Gebruik van correctiefactoren maakt het mogelijk om de berekende effecten van maatregelen te vertalen naar een schatting van de te bereiken concentraties waarvoor de doelrealisatie kan worden getoetst. Alle bovengenoemde factoren leiden ook tot onzekerheden in de rekenresultaten. In een vervolg moet worden geprobeerd deze onzekerheden te kwantificeren en zichtbaar te maken als een bandbreedte van waarschijnlijke uitkomsten. Daarmee kunnen ook de fouten in het toetsen van de doelrealisatie worden berekend.

Gegevensregels
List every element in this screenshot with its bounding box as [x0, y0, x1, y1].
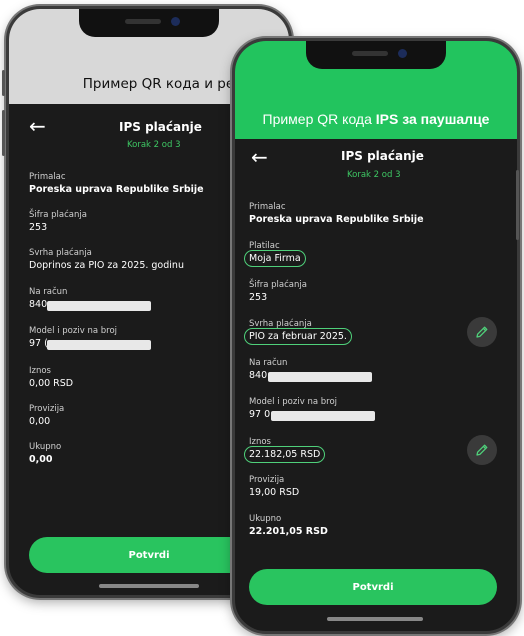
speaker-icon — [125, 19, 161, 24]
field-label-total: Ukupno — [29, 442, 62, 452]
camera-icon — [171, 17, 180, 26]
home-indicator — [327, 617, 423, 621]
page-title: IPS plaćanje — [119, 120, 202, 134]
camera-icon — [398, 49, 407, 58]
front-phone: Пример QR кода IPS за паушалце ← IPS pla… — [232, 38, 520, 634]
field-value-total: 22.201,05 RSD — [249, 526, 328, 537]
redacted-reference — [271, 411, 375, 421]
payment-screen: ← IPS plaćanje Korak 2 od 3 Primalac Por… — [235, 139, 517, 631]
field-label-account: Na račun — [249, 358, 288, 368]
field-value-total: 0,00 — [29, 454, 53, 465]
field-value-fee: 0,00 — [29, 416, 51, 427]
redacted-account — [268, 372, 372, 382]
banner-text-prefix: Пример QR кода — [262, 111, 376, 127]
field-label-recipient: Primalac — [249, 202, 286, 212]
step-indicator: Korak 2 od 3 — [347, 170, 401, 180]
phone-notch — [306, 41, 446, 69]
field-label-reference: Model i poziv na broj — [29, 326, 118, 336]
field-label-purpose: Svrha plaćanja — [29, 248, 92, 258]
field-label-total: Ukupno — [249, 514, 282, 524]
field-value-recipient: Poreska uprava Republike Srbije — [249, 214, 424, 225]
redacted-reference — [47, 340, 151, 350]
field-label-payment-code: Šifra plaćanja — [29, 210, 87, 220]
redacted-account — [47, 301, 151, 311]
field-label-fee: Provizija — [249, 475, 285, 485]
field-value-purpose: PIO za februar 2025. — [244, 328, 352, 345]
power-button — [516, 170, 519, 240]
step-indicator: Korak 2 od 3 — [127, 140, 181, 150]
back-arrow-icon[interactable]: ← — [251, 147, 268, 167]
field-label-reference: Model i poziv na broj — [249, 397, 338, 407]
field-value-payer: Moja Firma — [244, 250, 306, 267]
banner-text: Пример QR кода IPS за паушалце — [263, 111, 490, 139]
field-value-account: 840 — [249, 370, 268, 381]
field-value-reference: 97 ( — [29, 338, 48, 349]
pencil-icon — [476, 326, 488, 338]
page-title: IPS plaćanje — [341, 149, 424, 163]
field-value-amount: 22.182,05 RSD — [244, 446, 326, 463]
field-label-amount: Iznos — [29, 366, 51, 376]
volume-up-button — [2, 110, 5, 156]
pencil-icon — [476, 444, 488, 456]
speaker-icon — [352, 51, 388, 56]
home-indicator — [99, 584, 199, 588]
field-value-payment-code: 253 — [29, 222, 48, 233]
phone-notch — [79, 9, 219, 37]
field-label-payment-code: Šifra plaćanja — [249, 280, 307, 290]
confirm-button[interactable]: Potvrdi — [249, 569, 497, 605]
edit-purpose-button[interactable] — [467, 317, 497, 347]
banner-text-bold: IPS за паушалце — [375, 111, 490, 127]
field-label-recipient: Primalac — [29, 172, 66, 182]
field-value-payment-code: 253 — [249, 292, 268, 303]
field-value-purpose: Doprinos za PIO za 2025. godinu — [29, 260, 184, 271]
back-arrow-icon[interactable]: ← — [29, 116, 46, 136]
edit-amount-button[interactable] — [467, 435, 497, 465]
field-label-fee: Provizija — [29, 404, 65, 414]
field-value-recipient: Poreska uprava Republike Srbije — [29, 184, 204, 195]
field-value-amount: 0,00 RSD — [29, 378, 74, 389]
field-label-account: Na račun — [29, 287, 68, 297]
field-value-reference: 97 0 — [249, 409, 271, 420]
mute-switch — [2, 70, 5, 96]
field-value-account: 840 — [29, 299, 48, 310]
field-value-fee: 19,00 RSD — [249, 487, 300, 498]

▸ Uit te voeren taak
Herschrijf het tekstfragment over correctiefactoren, beginnend bij "Gebruik van correctiefactoren" en doorlopend tot en met "doelrealisatie worden berekend.". Vervang daarbij "onzekerheden" door "onzekerheidsmarges".

▸ Voltooide taak
Gebruik van correctiefactoren maakt het mogelijk om de berekende effecten van maatregelen te vertalen naar een schatting van de te bereiken concentraties waarvoor de doelrealisatie kan worden getoetst. Alle bovengenoemde factoren leiden ook tot onzekerheidsmarges in de rekenresultaten. In een vervolg moet worden geprobeerd deze onzekerheidsmarges te kwantificeren en zichtbaar te maken als een bandbreedte van waarschijnlijke uitkomsten. Daarmee kunnen ook de fouten in het toetsen van de doelrealisatie worden berekend.